__Data extract__
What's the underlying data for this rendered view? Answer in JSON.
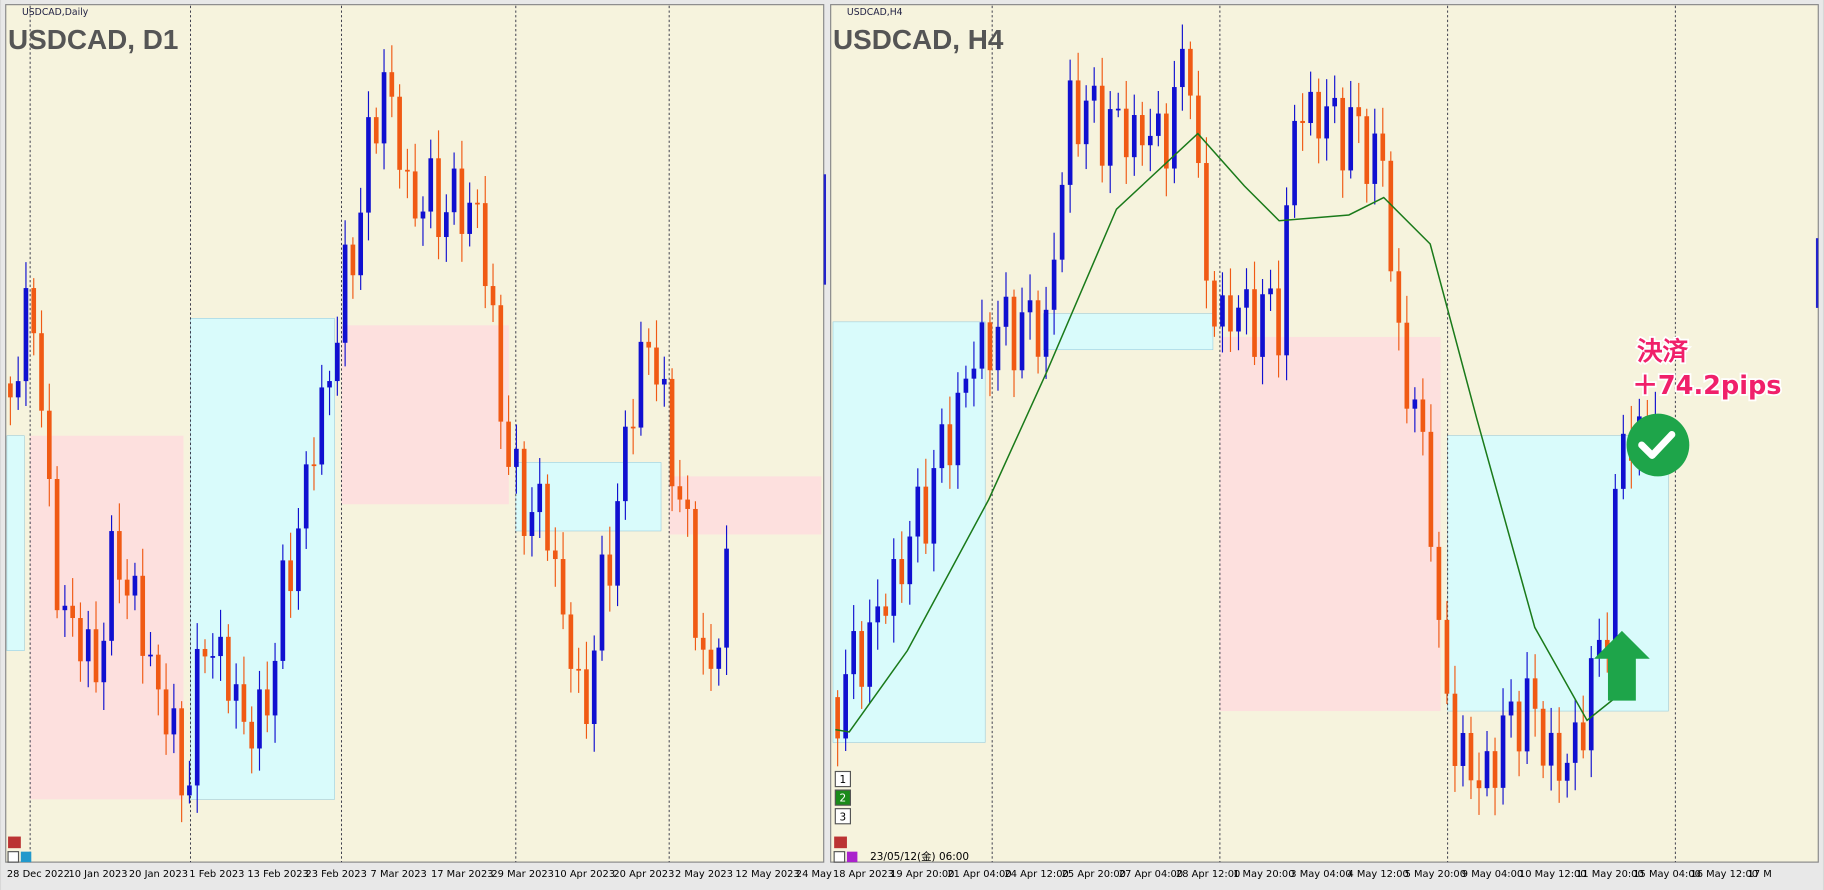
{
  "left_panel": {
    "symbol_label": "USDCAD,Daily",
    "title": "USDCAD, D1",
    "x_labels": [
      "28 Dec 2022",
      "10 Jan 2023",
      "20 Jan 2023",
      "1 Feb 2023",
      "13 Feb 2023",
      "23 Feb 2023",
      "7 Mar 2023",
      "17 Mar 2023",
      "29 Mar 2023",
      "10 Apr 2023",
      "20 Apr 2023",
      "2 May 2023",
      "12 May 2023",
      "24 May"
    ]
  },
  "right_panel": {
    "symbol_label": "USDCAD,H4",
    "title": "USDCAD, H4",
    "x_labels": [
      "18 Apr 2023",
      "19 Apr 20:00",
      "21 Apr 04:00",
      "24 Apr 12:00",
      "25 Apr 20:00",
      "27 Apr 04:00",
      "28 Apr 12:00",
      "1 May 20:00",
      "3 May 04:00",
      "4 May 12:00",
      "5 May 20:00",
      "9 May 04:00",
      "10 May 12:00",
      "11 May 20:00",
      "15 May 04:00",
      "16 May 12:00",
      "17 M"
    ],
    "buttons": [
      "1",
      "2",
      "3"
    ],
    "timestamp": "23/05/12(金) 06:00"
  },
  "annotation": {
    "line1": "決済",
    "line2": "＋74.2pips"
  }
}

__Requirements__
Without the pictures, restate all of the entries above verbatim.

__Exercise solution__
What's the underlying data for this rendered view? Answer in JSON.
{
  "left_panel": {
    "symbol_label": "USDCAD,Daily",
    "title": "USDCAD, D1",
    "x_labels": [
      "28 Dec 2022",
      "10 Jan 2023",
      "20 Jan 2023",
      "1 Feb 2023",
      "13 Feb 2023",
      "23 Feb 2023",
      "7 Mar 2023",
      "17 Mar 2023",
      "29 Mar 2023",
      "10 Apr 2023",
      "20 Apr 2023",
      "2 May 2023",
      "12 May 2023",
      "24 May"
    ]
  },
  "right_panel": {
    "symbol_label": "USDCAD,H4",
    "title": "USDCAD, H4",
    "x_labels": [
      "18 Apr 2023",
      "19 Apr 20:00",
      "21 Apr 04:00",
      "24 Apr 12:00",
      "25 Apr 20:00",
      "27 Apr 04:00",
      "28 Apr 12:00",
      "1 May 20:00",
      "3 May 04:00",
      "4 May 12:00",
      "5 May 20:00",
      "9 May 04:00",
      "10 May 12:00",
      "11 May 20:00",
      "15 May 04:00",
      "16 May 12:00",
      "17 M"
    ],
    "buttons": [
      "1",
      "2",
      "3"
    ],
    "timestamp": "23/05/12(金) 06:00"
  },
  "annotation": {
    "line1": "決済",
    "line2": "＋74.2pips"
  }
}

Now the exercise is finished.